STATED GOAL
List each line of the data that holds the string "Output".

Dataset items
## begin

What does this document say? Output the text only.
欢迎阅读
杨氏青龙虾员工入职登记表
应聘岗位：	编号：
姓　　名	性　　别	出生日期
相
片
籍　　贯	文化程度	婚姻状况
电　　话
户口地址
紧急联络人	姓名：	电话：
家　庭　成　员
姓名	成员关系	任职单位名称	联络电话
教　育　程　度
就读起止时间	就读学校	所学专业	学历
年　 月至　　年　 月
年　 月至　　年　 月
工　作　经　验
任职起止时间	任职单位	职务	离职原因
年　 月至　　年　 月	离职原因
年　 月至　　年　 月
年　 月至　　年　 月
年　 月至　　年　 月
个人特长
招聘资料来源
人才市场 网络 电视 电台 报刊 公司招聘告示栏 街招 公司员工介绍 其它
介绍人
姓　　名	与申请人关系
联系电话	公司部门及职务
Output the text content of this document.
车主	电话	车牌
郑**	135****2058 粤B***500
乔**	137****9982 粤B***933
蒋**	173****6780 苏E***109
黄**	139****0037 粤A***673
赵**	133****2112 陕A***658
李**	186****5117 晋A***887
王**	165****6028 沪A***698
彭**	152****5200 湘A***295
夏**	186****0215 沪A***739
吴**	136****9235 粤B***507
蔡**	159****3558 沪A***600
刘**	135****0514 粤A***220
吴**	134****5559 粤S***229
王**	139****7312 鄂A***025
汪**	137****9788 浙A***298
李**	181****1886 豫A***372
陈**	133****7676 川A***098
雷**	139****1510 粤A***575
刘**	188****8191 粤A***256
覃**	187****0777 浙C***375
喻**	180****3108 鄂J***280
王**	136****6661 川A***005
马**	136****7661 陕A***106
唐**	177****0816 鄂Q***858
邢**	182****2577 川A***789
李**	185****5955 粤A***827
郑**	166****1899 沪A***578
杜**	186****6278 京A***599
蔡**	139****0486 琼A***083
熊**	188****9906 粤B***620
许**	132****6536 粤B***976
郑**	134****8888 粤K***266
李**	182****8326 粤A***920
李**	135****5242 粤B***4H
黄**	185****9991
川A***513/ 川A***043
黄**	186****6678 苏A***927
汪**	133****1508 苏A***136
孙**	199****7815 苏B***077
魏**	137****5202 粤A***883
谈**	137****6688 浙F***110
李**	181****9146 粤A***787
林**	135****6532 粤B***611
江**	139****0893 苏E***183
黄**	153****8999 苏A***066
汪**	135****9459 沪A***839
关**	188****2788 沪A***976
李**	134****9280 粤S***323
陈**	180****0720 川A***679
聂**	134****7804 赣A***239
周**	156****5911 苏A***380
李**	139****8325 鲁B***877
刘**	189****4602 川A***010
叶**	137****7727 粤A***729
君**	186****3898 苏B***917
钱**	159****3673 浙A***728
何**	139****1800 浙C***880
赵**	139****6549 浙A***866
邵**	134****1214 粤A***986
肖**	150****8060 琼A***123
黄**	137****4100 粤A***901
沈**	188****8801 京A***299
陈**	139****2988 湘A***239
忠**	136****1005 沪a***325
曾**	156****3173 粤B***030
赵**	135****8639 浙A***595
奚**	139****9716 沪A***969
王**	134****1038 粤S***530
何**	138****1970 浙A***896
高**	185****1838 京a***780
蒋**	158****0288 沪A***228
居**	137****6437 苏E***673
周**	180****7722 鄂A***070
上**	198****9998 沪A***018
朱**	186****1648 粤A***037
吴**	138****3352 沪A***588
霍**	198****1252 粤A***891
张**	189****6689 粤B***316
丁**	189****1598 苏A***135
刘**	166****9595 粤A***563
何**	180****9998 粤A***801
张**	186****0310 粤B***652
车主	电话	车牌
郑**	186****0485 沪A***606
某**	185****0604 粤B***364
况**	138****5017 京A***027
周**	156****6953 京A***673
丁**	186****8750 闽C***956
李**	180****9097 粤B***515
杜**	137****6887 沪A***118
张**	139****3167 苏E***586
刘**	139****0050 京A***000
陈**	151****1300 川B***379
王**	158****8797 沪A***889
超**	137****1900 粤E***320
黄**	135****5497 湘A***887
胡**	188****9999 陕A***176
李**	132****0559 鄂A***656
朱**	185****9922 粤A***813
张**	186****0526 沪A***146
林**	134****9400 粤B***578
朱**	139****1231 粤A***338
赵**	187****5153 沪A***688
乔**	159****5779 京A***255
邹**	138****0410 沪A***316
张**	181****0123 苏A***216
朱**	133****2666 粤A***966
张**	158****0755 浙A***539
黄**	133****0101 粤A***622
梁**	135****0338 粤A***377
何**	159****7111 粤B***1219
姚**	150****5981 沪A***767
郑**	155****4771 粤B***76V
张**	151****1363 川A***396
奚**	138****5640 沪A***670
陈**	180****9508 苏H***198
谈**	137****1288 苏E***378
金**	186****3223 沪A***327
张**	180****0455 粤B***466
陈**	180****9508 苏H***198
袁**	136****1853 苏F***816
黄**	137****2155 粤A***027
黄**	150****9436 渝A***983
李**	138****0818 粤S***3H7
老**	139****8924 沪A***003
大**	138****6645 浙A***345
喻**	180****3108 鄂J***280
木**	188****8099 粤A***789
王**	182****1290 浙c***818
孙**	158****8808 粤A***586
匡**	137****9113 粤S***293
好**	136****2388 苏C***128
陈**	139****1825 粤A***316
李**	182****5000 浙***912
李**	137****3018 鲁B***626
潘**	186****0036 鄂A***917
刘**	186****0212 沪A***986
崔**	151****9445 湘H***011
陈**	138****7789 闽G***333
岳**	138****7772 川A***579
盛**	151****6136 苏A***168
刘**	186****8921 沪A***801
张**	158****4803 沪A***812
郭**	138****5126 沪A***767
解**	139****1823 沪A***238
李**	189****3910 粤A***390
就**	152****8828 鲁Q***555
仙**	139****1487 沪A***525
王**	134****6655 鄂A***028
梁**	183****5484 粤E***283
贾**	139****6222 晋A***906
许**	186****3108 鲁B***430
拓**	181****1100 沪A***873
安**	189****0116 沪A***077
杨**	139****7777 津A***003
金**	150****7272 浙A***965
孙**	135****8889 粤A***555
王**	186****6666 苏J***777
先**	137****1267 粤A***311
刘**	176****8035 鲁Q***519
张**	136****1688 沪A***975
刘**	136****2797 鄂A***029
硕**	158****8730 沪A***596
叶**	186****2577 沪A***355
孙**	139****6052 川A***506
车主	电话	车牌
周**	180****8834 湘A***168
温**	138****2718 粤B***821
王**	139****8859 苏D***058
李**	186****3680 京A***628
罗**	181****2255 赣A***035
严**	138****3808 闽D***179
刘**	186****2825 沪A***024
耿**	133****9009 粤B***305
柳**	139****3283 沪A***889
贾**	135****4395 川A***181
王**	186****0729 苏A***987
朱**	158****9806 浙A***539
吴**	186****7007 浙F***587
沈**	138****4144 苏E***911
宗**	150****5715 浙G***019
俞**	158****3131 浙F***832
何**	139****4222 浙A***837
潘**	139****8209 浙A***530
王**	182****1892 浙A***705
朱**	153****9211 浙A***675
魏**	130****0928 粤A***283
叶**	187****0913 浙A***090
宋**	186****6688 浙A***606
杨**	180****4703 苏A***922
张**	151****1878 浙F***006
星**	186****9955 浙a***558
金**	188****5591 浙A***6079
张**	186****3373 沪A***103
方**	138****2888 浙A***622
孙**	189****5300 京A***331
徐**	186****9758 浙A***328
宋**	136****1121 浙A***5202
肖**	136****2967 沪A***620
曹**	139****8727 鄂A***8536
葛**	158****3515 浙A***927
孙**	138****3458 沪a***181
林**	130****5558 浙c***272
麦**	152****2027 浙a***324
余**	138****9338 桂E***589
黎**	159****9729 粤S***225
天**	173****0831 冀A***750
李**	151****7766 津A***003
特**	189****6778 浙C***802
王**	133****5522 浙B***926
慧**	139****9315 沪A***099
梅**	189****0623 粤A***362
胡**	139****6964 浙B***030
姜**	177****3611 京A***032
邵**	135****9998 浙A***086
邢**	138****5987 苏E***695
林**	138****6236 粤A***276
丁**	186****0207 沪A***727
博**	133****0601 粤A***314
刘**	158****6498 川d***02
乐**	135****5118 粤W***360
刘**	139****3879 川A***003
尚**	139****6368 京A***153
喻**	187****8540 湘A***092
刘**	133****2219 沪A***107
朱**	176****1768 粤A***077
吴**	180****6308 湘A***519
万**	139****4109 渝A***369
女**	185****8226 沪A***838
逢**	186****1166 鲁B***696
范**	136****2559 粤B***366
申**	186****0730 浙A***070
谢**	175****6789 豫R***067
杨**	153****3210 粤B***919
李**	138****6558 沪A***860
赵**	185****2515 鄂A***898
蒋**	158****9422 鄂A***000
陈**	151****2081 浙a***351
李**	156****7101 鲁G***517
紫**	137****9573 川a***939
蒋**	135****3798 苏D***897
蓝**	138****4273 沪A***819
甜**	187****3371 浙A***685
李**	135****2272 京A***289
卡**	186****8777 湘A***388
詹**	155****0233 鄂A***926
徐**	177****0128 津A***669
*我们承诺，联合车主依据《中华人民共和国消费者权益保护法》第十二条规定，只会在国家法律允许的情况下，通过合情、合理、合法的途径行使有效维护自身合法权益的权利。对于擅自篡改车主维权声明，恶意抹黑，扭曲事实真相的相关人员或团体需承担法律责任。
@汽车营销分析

## end

RESULT OF THIS EXERCISE
What does this document say? Output the text only.
Output the text content of this document.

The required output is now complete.